<<<<

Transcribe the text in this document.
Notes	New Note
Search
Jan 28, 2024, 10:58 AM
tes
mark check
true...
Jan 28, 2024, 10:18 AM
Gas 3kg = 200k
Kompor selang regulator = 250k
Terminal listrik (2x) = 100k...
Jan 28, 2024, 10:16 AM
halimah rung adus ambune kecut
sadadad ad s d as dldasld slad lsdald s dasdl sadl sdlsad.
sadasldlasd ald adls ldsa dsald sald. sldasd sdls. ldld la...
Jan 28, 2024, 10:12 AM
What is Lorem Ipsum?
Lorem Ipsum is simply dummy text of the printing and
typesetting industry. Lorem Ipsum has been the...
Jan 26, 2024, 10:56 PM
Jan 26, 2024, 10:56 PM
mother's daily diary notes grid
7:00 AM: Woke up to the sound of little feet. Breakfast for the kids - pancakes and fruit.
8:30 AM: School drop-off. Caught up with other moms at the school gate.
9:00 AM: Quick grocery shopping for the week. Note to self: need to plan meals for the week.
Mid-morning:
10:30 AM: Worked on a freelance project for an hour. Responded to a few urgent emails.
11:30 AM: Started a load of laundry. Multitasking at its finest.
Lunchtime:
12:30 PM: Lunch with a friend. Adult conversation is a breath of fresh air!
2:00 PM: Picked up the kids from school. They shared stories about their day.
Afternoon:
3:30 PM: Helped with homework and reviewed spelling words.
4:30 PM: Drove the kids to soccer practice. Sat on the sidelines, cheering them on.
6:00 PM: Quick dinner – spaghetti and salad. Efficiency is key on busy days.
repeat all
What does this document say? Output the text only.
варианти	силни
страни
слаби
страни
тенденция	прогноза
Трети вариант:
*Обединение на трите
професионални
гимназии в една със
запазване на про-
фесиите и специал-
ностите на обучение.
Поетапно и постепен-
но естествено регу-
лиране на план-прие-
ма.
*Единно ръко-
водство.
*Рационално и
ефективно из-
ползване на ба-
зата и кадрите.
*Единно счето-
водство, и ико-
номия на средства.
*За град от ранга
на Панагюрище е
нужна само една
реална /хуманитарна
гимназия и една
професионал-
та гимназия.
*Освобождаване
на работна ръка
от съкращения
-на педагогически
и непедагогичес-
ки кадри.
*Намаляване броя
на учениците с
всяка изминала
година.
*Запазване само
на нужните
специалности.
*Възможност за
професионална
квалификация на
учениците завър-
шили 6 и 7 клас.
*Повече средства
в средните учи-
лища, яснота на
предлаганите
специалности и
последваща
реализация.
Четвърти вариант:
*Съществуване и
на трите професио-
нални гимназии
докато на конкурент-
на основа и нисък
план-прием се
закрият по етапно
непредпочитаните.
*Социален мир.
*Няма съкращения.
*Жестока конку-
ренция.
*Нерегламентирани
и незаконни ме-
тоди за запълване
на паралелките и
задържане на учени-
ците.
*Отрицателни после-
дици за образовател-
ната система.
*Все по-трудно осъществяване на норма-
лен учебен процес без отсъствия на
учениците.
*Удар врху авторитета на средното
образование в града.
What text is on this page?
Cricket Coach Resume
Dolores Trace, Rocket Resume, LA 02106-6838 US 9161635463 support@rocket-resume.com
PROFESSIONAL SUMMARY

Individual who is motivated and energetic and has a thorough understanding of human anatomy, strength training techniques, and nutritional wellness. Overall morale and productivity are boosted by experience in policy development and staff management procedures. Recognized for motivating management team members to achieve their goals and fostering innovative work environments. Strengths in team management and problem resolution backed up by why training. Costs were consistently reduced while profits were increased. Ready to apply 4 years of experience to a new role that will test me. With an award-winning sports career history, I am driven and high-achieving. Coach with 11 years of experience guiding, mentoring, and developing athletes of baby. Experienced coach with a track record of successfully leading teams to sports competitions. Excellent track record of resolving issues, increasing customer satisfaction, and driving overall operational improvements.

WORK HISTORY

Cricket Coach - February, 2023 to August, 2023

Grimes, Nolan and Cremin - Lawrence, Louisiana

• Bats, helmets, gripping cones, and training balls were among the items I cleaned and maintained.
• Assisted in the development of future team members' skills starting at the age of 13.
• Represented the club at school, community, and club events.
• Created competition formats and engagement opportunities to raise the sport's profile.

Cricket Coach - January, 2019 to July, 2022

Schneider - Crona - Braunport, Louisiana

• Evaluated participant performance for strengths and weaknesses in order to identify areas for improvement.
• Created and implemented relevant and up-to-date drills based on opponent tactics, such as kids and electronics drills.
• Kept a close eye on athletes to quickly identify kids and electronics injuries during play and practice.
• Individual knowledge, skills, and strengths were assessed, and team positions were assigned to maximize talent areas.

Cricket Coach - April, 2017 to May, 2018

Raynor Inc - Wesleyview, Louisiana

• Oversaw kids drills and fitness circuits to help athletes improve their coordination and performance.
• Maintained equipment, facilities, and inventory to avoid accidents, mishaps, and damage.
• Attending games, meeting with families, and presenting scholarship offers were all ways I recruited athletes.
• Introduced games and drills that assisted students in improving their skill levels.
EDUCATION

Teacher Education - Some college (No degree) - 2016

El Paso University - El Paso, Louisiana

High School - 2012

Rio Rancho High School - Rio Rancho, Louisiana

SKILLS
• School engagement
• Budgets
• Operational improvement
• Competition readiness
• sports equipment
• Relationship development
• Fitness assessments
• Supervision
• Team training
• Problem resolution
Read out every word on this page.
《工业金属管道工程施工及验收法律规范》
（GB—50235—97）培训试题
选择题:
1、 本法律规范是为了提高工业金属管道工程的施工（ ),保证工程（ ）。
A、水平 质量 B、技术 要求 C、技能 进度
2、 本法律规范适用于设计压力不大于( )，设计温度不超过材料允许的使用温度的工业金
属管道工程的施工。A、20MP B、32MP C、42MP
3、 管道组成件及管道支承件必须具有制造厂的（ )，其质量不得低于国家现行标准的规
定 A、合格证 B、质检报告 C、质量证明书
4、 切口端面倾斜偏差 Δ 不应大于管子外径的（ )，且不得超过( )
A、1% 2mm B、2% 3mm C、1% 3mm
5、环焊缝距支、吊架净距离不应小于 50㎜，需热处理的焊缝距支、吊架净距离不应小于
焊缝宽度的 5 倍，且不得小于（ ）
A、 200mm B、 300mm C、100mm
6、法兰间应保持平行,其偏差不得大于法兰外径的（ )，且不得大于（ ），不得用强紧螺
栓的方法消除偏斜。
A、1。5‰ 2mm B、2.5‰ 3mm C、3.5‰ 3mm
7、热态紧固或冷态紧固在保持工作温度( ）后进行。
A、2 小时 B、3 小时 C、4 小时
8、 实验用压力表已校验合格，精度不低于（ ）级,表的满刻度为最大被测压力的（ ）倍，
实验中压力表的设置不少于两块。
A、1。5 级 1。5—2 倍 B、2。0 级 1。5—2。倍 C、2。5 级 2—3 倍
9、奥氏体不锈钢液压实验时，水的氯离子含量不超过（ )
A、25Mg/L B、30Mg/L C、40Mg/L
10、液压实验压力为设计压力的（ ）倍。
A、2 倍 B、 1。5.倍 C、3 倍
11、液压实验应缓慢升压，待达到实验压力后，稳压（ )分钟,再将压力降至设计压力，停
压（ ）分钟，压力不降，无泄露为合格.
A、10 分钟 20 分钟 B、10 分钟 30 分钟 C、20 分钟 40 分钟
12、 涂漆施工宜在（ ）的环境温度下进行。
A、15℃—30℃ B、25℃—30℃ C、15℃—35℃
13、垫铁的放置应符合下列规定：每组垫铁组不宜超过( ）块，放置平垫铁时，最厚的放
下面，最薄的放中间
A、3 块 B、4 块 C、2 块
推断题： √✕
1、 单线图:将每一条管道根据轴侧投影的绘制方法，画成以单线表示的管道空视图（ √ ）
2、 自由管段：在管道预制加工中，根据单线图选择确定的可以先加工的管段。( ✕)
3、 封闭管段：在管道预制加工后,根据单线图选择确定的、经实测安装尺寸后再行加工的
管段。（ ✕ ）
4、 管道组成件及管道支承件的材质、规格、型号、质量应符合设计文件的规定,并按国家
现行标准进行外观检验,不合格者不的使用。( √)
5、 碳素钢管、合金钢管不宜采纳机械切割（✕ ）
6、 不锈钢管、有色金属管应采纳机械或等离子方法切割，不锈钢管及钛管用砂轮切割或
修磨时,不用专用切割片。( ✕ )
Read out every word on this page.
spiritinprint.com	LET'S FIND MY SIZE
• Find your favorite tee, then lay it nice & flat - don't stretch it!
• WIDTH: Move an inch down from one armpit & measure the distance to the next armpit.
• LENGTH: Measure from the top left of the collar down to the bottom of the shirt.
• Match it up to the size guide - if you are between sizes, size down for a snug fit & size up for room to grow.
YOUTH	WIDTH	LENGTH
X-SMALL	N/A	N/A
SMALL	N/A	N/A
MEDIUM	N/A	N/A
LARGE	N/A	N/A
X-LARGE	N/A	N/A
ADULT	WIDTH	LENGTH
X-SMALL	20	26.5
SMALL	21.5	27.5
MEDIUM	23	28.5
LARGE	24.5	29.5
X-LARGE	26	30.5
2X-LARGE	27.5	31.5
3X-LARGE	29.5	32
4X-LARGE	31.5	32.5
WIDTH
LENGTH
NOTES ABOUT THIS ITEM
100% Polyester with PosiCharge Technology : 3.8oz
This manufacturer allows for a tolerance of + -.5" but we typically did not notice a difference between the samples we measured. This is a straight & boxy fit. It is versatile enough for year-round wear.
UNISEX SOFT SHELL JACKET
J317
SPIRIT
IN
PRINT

>>>>

* Short problem *
Copy every line of the listing containing the string "LENGTH".

* Answer to this task *
• LENGTH: Measure from the top left of the collar down to the bottom of the shirt.
YOUTH	WIDTH	LENGTH
ADULT	WIDTH	LENGTH
LENGTH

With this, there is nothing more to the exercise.